━━ Records for processing ━━
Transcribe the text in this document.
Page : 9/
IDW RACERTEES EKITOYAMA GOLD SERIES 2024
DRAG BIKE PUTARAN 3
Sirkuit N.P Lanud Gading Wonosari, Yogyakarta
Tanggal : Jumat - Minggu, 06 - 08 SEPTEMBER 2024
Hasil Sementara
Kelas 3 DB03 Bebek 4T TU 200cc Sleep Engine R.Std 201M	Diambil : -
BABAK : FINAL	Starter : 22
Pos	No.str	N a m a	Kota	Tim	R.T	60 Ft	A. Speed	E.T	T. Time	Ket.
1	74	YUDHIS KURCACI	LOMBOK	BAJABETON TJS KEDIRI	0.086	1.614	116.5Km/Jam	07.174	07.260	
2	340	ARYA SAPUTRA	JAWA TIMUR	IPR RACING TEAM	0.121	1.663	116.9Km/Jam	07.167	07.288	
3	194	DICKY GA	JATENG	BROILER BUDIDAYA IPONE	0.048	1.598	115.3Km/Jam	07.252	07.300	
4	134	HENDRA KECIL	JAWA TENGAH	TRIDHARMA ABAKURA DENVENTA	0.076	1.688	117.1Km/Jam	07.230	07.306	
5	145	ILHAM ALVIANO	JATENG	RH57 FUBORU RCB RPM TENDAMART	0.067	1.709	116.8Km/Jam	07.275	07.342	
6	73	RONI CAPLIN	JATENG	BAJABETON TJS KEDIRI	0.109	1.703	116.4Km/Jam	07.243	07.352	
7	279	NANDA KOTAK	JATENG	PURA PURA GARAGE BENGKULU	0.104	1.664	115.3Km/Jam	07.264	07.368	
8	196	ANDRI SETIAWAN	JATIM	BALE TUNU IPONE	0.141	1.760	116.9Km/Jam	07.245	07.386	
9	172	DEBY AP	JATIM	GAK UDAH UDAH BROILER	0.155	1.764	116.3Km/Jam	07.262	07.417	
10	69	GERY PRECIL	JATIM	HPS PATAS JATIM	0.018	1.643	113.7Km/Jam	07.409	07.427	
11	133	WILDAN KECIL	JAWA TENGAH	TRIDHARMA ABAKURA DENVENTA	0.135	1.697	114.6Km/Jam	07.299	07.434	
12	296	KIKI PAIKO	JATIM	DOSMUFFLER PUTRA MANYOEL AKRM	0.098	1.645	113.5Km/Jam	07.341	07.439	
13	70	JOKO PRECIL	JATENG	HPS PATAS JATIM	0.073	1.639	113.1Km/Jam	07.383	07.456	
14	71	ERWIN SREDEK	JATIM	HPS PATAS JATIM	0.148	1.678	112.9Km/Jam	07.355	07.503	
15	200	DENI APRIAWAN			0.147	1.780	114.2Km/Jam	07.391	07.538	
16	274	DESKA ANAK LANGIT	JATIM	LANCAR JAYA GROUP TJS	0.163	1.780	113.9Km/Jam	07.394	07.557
━━━
> _Your task_:
Copy out every line in the listing where the word "JATIM" appears.

> _Final result_:
8	196	ANDRI SETIAWAN	JATIM	BALE TUNU IPONE	0.141	1.760	116.9Km/Jam	07.245	07.386	
9	172	DEBY AP	JATIM	GAK UDAH UDAH BROILER	0.155	1.764	116.3Km/Jam	07.262	07.417	
10	69	GERY PRECIL	JATIM	HPS PATAS JATIM	0.018	1.643	113.7Km/Jam	07.409	07.427	
12	296	KIKI PAIKO	JATIM	DOSMUFFLER PUTRA MANYOEL AKRM	0.098	1.645	113.5Km/Jam	07.341	07.439	
13	70	JOKO PRECIL	JATENG	HPS PATAS JATIM	0.073	1.639	113.1Km/Jam	07.383	07.456	
14	71	ERWIN SREDEK	JATIM	HPS PATAS JATIM	0.148	1.678	112.9Km/Jam	07.355	07.503	
16	274	DESKA ANAK LANGIT	JATIM	LANCAR JAYA GROUP TJS	0.163	1.780	113.9Km/Jam	07.394	07.557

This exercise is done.